Every record below should be printed exactly as it appears.

▶ Records provided:
** BEGIN **

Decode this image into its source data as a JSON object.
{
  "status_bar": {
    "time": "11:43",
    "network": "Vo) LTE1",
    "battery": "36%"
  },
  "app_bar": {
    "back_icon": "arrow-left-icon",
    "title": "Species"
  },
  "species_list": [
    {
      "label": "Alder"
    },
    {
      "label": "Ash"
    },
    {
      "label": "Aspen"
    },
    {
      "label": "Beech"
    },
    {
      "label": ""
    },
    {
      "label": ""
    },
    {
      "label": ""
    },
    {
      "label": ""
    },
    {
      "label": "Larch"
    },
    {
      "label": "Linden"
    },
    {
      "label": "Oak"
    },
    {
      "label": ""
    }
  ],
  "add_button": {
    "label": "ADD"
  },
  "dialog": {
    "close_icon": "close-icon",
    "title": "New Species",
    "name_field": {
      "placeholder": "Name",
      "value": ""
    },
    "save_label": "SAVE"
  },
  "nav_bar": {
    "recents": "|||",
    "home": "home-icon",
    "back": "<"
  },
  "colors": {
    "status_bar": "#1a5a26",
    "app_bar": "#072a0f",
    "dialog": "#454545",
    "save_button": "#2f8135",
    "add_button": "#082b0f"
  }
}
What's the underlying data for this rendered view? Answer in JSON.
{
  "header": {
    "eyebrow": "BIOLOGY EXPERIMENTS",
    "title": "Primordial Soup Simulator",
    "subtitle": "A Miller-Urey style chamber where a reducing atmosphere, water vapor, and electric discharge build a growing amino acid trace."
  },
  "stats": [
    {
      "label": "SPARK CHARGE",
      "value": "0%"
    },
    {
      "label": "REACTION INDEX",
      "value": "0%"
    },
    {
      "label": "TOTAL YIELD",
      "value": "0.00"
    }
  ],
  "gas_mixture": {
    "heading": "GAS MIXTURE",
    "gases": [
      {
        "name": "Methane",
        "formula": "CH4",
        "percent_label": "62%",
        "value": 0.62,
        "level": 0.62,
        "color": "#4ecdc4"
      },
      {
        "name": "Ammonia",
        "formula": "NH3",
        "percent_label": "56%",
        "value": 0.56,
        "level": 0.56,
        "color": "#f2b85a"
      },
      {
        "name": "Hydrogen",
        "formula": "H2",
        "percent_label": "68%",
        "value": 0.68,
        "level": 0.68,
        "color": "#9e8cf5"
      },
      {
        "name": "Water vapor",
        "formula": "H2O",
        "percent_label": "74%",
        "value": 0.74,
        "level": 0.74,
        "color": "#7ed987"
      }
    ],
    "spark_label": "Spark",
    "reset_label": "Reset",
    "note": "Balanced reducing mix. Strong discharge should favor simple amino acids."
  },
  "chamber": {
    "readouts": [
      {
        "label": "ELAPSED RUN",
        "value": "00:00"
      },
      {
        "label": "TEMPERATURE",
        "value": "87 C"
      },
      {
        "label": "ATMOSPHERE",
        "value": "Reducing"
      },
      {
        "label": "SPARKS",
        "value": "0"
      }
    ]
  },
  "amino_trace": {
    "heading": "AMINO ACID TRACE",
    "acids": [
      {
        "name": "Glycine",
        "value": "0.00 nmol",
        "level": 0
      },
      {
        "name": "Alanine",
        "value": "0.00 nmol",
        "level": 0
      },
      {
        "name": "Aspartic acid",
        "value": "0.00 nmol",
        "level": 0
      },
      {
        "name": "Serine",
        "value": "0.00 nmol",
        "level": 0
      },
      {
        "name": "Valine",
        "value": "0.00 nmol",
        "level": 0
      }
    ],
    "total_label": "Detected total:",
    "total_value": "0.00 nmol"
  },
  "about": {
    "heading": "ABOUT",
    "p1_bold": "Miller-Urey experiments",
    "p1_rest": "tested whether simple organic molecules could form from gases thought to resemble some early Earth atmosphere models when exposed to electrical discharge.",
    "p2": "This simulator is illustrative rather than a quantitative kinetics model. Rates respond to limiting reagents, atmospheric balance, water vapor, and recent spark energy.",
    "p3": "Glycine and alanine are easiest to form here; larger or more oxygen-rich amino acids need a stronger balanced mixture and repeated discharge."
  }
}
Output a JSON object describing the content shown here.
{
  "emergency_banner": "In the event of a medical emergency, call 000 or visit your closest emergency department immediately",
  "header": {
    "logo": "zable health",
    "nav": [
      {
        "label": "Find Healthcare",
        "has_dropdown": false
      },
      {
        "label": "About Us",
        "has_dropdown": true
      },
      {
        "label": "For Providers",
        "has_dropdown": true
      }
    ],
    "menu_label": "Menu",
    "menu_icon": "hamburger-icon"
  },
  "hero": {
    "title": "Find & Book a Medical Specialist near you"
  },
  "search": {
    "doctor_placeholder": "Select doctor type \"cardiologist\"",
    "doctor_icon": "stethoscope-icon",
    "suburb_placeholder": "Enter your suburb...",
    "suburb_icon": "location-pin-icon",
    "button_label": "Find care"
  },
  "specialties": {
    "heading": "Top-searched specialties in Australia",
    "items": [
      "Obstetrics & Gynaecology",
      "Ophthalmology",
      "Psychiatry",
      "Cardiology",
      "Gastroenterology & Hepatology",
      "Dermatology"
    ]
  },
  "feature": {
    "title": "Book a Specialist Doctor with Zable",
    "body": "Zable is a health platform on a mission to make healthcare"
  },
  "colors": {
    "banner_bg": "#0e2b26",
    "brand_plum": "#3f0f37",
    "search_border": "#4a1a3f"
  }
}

** END **

▶ Written reply:
Decode this image into its source data as a JSON object.
{
  "status_bar": {
    "time": "11:43",
    "network": "Vo) LTE1",
    "battery": "36%"
  },
  "app_bar": {
    "back_icon": "arrow-left-icon",
    "title": "Species"
  },
  "species_list": [
    {
      "label": "Alder"
    },
    {
      "label": "Ash"
    },
    {
      "label": "Aspen"
    },
    {
      "label": "Beech"
    },
    {
      "label": ""
    },
    {
      "label": ""
    },
    {
      "label": ""
    },
    {
      "label": ""
    },
    {
      "label": "Larch"
    },
    {
      "label": "Linden"
    },
    {
      "label": "Oak"
    },
    {
      "label": ""
    }
  ],
  "add_button": {
    "label": "ADD"
  },
  "dialog": {
    "close_icon": "close-icon",
    "title": "New Species",
    "name_field": {
      "placeholder": "Name",
      "value": ""
    },
    "save_label": "SAVE"
  },
  "nav_bar": {
    "recents": "|||",
    "home": "home-icon",
    "back": "<"
  },
  "colors": {
    "status_bar": "#1a5a26",
    "app_bar": "#072a0f",
    "dialog": "#454545",
    "save_button": "#2f8135",
    "add_button": "#082b0f"
  }
}
What's the underlying data for this rendered view? Answer in JSON.
{
  "header": {
    "eyebrow": "BIOLOGY EXPERIMENTS",
    "title": "Primordial Soup Simulator",
    "subtitle": "A Miller-Urey style chamber where a reducing atmosphere, water vapor, and electric discharge build a growing amino acid trace."
  },
  "stats": [
    {
      "label": "SPARK CHARGE",
      "value": "0%"
    },
    {
      "label": "REACTION INDEX",
      "value": "0%"
    },
    {
      "label": "TOTAL YIELD",
      "value": "0.00"
    }
  ],
  "gas_mixture": {
    "heading": "GAS MIXTURE",
    "gases": [
      {
        "name": "Methane",
        "formula": "CH4",
        "percent_label": "62%",
        "value": 0.62,
        "level": 0.62,
        "color": "#4ecdc4"
      },
      {
        "name": "Ammonia",
        "formula": "NH3",
        "percent_label": "56%",
        "value": 0.56,
        "level": 0.56,
        "color": "#f2b85a"
      },
      {
        "name": "Hydrogen",
        "formula": "H2",
        "percent_label": "68%",
        "value": 0.68,
        "level": 0.68,
        "color": "#9e8cf5"
      },
      {
        "name": "Water vapor",
        "formula": "H2O",
        "percent_label": "74%",
        "value": 0.74,
        "level": 0.74,
        "color": "#7ed987"
      }
    ],
    "spark_label": "Spark",
    "reset_label": "Reset",
    "note": "Balanced reducing mix. Strong discharge should favor simple amino acids."
  },
  "chamber": {
    "readouts": [
      {
        "label": "ELAPSED RUN",
        "value": "00:00"
      },
      {
        "label": "TEMPERATURE",
        "value": "87 C"
      },
      {
        "label": "ATMOSPHERE",
        "value": "Reducing"
      },
      {
        "label": "SPARKS",
        "value": "0"
      }
    ]
  },
  "amino_trace": {
    "heading": "AMINO ACID TRACE",
    "acids": [
      {
        "name": "Glycine",
        "value": "0.00 nmol",
        "level": 0
      },
      {
        "name": "Alanine",
        "value": "0.00 nmol",
        "level": 0
      },
      {
        "name": "Aspartic acid",
        "value": "0.00 nmol",
        "level": 0
      },
      {
        "name": "Serine",
        "value": "0.00 nmol",
        "level": 0
      },
      {
        "name": "Valine",
        "value": "0.00 nmol",
        "level": 0
      }
    ],
    "total_label": "Detected total:",
    "total_value": "0.00 nmol"
  },
  "about": {
    "heading": "ABOUT",
    "p1_bold": "Miller-Urey experiments",
    "p1_rest": "tested whether simple organic molecules could form from gases thought to resemble some early Earth atmosphere models when exposed to electrical discharge.",
    "p2": "This simulator is illustrative rather than a quantitative kinetics model. Rates respond to limiting reagents, atmospheric balance, water vapor, and recent spark energy.",
    "p3": "Glycine and alanine are easiest to form here; larger or more oxygen-rich amino acids need a stronger balanced mixture and repeated discharge."
  }
}
Output a JSON object describing the content shown here.
{
  "emergency_banner": "In the event of a medical emergency, call 000 or visit your closest emergency department immediately",
  "header": {
    "logo": "zable health",
    "nav": [
      {
        "label": "Find Healthcare",
        "has_dropdown": false
      },
      {
        "label": "About Us",
        "has_dropdown": true
      },
      {
        "label": "For Providers",
        "has_dropdown": true
      }
    ],
    "menu_label": "Menu",
    "menu_icon": "hamburger-icon"
  },
  "hero": {
    "title": "Find & Book a Medical Specialist near you"
  },
  "search": {
    "doctor_placeholder": "Select doctor type \"cardiologist\"",
    "doctor_icon": "stethoscope-icon",
    "suburb_placeholder": "Enter your suburb...",
    "suburb_icon": "location-pin-icon",
    "button_label": "Find care"
  },
  "specialties": {
    "heading": "Top-searched specialties in Australia",
    "items": [
      "Obstetrics & Gynaecology",
      "Ophthalmology",
      "Psychiatry",
      "Cardiology",
      "Gastroenterology & Hepatology",
      "Dermatology"
    ]
  },
  "feature": {
    "title": "Book a Specialist Doctor with Zable",
    "body": "Zable is a health platform on a mission to make healthcare"
  },
  "colors": {
    "banner_bg": "#0e2b26",
    "brand_plum": "#3f0f37",
    "search_border": "#4a1a3f"
  }
}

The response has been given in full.